▶ What you will do
Below is a listing; reproduce each line of it exactly.
-- Start Entries --
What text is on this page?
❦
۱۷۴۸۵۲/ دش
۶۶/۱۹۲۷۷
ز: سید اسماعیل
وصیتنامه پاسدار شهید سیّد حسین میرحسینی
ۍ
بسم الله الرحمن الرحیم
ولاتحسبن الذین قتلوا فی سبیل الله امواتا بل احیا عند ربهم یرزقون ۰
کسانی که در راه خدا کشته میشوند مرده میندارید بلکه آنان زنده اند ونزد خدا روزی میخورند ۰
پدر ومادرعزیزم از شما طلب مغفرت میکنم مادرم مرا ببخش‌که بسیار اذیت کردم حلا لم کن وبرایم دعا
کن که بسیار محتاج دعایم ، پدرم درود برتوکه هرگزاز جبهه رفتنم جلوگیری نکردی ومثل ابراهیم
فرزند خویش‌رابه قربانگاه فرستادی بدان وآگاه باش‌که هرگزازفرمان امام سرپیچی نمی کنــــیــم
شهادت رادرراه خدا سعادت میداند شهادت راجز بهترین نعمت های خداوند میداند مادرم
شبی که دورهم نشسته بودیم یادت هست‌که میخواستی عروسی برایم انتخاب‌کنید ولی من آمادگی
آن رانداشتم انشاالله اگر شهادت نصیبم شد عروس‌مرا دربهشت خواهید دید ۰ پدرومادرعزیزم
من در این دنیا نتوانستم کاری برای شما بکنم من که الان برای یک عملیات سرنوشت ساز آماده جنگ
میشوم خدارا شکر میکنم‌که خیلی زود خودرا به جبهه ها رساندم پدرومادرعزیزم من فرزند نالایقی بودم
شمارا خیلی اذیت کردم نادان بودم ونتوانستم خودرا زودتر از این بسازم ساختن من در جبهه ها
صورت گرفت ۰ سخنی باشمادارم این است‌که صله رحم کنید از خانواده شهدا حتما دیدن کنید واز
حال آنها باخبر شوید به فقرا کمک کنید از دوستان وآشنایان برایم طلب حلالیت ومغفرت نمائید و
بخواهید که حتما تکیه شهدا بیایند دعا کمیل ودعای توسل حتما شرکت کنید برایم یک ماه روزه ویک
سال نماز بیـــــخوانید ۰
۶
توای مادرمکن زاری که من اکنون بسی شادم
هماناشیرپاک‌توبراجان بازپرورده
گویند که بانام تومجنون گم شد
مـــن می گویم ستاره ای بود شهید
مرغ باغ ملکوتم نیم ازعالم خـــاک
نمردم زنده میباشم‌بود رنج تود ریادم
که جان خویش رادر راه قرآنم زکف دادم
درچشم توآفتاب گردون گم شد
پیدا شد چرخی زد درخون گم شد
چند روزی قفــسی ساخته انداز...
-- End Entries --
▶ Answer
What text is on this page?
❦
۱۷۴۸۵۲/ دش
۶۶/۱۹۲۷۷
ز: سید اسماعیل
وصیتنامه پاسدار شهید سیّد حسین میرحسینی
ۍ
بسم الله الرحمن الرحیم
ولاتحسبن الذین قتلوا فی سبیل الله امواتا بل احیا عند ربهم یرزقون ۰
کسانی که در راه خدا کشته میشوند مرده میندارید بلکه آنان زنده اند ونزد خدا روزی میخورند ۰
پدر ومادرعزیزم از شما طلب مغفرت میکنم مادرم مرا ببخش‌که بسیار اذیت کردم حلا لم کن وبرایم دعا
کن که بسیار محتاج دعایم ، پدرم درود برتوکه هرگزاز جبهه رفتنم جلوگیری نکردی ومثل ابراهیم
فرزند خویش‌رابه قربانگاه فرستادی بدان وآگاه باش‌که هرگزازفرمان امام سرپیچی نمی کنــــیــم
شهادت رادرراه خدا سعادت میداند شهادت راجز بهترین نعمت های خداوند میداند مادرم
شبی که دورهم نشسته بودیم یادت هست‌که میخواستی عروسی برایم انتخاب‌کنید ولی من آمادگی
آن رانداشتم انشاالله اگر شهادت نصیبم شد عروس‌مرا دربهشت خواهید دید ۰ پدرومادرعزیزم
من در این دنیا نتوانستم کاری برای شما بکنم من که الان برای یک عملیات سرنوشت ساز آماده جنگ
میشوم خدارا شکر میکنم‌که خیلی زود خودرا به جبهه ها رساندم پدرومادرعزیزم من فرزند نالایقی بودم
شمارا خیلی اذیت کردم نادان بودم ونتوانستم خودرا زودتر از این بسازم ساختن من در جبهه ها
صورت گرفت ۰ سخنی باشمادارم این است‌که صله رحم کنید از خانواده شهدا حتما دیدن کنید واز
حال آنها باخبر شوید به فقرا کمک کنید از دوستان وآشنایان برایم طلب حلالیت ومغفرت نمائید و
بخواهید که حتما تکیه شهدا بیایند دعا کمیل ودعای توسل حتما شرکت کنید برایم یک ماه روزه ویک
سال نماز بیـــــخوانید ۰
۶
توای مادرمکن زاری که من اکنون بسی شادم
هماناشیرپاک‌توبراجان بازپرورده
گویند که بانام تومجنون گم شد
مـــن می گویم ستاره ای بود شهید
مرغ باغ ملکوتم نیم ازعالم خـــاک
نمردم زنده میباشم‌بود رنج تود ریادم
که جان خویش رادر راه قرآنم زکف دادم
درچشم توآفتاب گردون گم شد
پیدا شد چرخی زد درخون گم شد
چند روزی قفــسی ساخته انداز...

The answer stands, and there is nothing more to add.